■ THE TASK ■
Write out the records beneath this line exactly as they appear, minus any images.

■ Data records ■
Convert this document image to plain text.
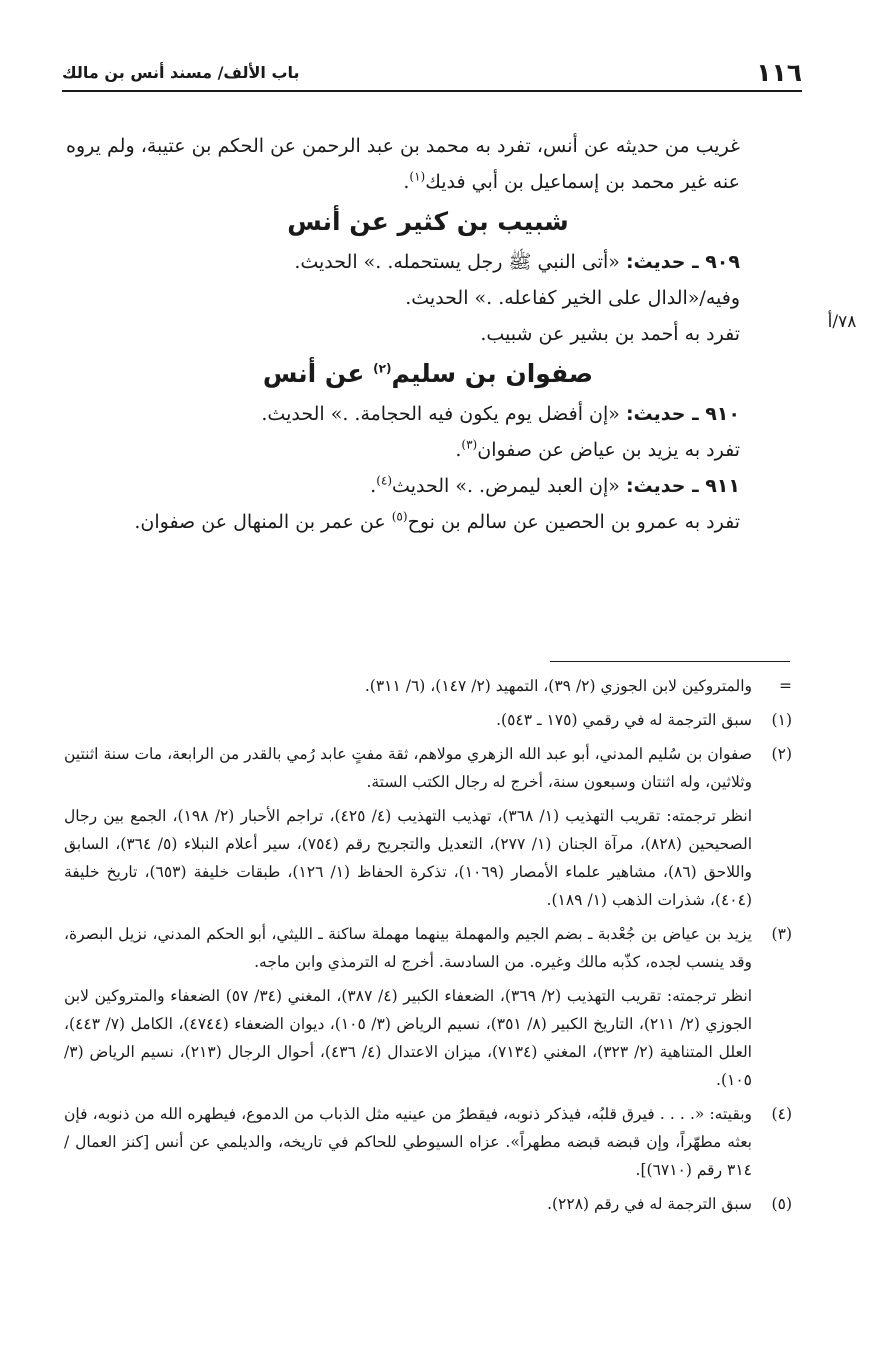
١١٦
باب الألف/ مسند أنس بن مالك
٧٨/أ

غريب من حديثه عن أنس، تفرد به محمد بن عبد الرحمن عن الحكم بن عتيبة، ولم يروه عنه غير محمد بن إسماعيل بن أبي فديك$^{(١)}$.

شبيب بن كثير عن أنس

٩٠٩ ـ حديث: «أتى النبي ﷺ رجل يستحمله. .» الحديث.

وفيه/«الدال على الخير كفاعله. .» الحديث.

تفرد به أحمد بن بشير عن شبيب.

صفوان بن سليم$^{(٢)}$ عن أنس

٩١٠ ـ حديث: «إن أفضل يوم يكون فيه الحجامة. .» الحديث.

تفرد به يزيد بن عياض عن صفوان$^{(٣)}$.

٩١١ ـ حديث: «إن العبد ليمرض. .» الحديث$^{(٤)}$.

تفرد به عمرو بن الحصين عن سالم بن نوح$^{(٥)}$ عن عمر بن المنهال عن صفوان.

=

والمتروكين لابن الجوزي (٢/ ٣٩)، التمهيد (٢/ ١٤٧)، (٦/ ٣١١).

(١)

سبق الترجمة له في رقمي (١٧٥ ـ ٥٤٣).

(٢)

صفوان بن سُليم المدني، أبو عبد الله الزهري مولاهم، ثقة مفتٍ عابد رُمي بالقدر من الرابعة، مات سنة اثنتين وثلاثين، وله اثنتان وسبعون سنة، أخرج له رجال الكتب الستة.

انظر ترجمته: تقريب التهذيب (١/ ٣٦٨)، تهذيب التهذيب (٤/ ٤٢٥)، تراجم الأحبار (٢/ ١٩٨)، الجمع بين رجال الصحيحين (٨٢٨)، مرآة الجنان (١/ ٢٧٧)، التعديل والتجريح رقم (٧٥٤)، سير أعلام النبلاء (٥/ ٣٦٤)، السابق واللاحق (٨٦)، مشاهير علماء الأمصار (١٠٦٩)، تذكرة الحفاظ (١/ ١٢٦)، طبقات خليفة (٦٥٣)، تاريخ خليفة (٤٠٤)، شذرات الذهب (١/ ١٨٩).

(٣)

يزيد بن عياض بن جُعْدبة ـ بضم الجيم والمهملة بينهما مهملة ساكنة ـ الليثي، أبو الحكم المدني، نزيل البصرة، وقد ينسب لجده، كذّبه مالك وغيره. من السادسة. أخرج له الترمذي وابن ماجه.

انظر ترجمته: تقريب التهذيب (٢/ ٣٦٩)، الضعفاء الكبير (٤/ ٣٨٧)، المغني (٣٤/ ٥٧) الضعفاء والمتروكين لابن الجوزي (٢/ ٢١١)، التاريخ الكبير (٨/ ٣٥١)، نسيم الرياض (٣/ ١٠٥)، ديوان الضعفاء (٤٧٤٤)، الكامل (٧/ ٤٤٣)، العلل المتناهية (٢/ ٣٢٣)، المغني (٧١٣٤)، ميزان الاعتدال (٤/ ٤٣٦)، أحوال الرجال (٢١٣)، نسيم الرياض (٣/ ١٠٥).

(٤)

وبقيته: «. . . . فيرق قلبُه، فيذكر ذنوبه، فيقطرُ من عينيه مثل الذباب من الدموع، فيطهره الله من ذنوبه، فإن بعثه مطهّراً، وإن قبضه قبضه مطهراً». عزاه السيوطي للحاكم في تاريخه، والديلمي عن أنس [كنز العمال / ٣١٤ رقم (٦٧١٠)].

(٥)

سبق الترجمة له في رقم (٢٢٨).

■ RESULT OF THE TASK ■
Convert this document image to plain text.
١١٦
باب الألف/ مسند أنس بن مالك
٧٨/أ

غريب من حديثه عن أنس، تفرد به محمد بن عبد الرحمن عن الحكم بن عتيبة، ولم يروه عنه غير محمد بن إسماعيل بن أبي فديك$^{(١)}$.

شبيب بن كثير عن أنس

٩٠٩ ـ حديث: «أتى النبي ﷺ رجل يستحمله. .» الحديث.

وفيه/«الدال على الخير كفاعله. .» الحديث.

تفرد به أحمد بن بشير عن شبيب.

صفوان بن سليم$^{(٢)}$ عن أنس

٩١٠ ـ حديث: «إن أفضل يوم يكون فيه الحجامة. .» الحديث.

تفرد به يزيد بن عياض عن صفوان$^{(٣)}$.

٩١١ ـ حديث: «إن العبد ليمرض. .» الحديث$^{(٤)}$.

تفرد به عمرو بن الحصين عن سالم بن نوح$^{(٥)}$ عن عمر بن المنهال عن صفوان.

=

والمتروكين لابن الجوزي (٢/ ٣٩)، التمهيد (٢/ ١٤٧)، (٦/ ٣١١).

(١)

سبق الترجمة له في رقمي (١٧٥ ـ ٥٤٣).

(٢)

صفوان بن سُليم المدني، أبو عبد الله الزهري مولاهم، ثقة مفتٍ عابد رُمي بالقدر من الرابعة، مات سنة اثنتين وثلاثين، وله اثنتان وسبعون سنة، أخرج له رجال الكتب الستة.

انظر ترجمته: تقريب التهذيب (١/ ٣٦٨)، تهذيب التهذيب (٤/ ٤٢٥)، تراجم الأحبار (٢/ ١٩٨)، الجمع بين رجال الصحيحين (٨٢٨)، مرآة الجنان (١/ ٢٧٧)، التعديل والتجريح رقم (٧٥٤)، سير أعلام النبلاء (٥/ ٣٦٤)، السابق واللاحق (٨٦)، مشاهير علماء الأمصار (١٠٦٩)، تذكرة الحفاظ (١/ ١٢٦)، طبقات خليفة (٦٥٣)، تاريخ خليفة (٤٠٤)، شذرات الذهب (١/ ١٨٩).

(٣)

يزيد بن عياض بن جُعْدبة ـ بضم الجيم والمهملة بينهما مهملة ساكنة ـ الليثي، أبو الحكم المدني، نزيل البصرة، وقد ينسب لجده، كذّبه مالك وغيره. من السادسة. أخرج له الترمذي وابن ماجه.

انظر ترجمته: تقريب التهذيب (٢/ ٣٦٩)، الضعفاء الكبير (٤/ ٣٨٧)، المغني (٣٤/ ٥٧) الضعفاء والمتروكين لابن الجوزي (٢/ ٢١١)، التاريخ الكبير (٨/ ٣٥١)، نسيم الرياض (٣/ ١٠٥)، ديوان الضعفاء (٤٧٤٤)، الكامل (٧/ ٤٤٣)، العلل المتناهية (٢/ ٣٢٣)، المغني (٧١٣٤)، ميزان الاعتدال (٤/ ٤٣٦)، أحوال الرجال (٢١٣)، نسيم الرياض (٣/ ١٠٥).

(٤)

وبقيته: «. . . . فيرق قلبُه، فيذكر ذنوبه، فيقطرُ من عينيه مثل الذباب من الدموع، فيطهره الله من ذنوبه، فإن بعثه مطهّراً، وإن قبضه قبضه مطهراً». عزاه السيوطي للحاكم في تاريخه، والديلمي عن أنس [كنز العمال / ٣١٤ رقم (٦٧١٠)].

(٥)

سبق الترجمة له في رقم (٢٢٨).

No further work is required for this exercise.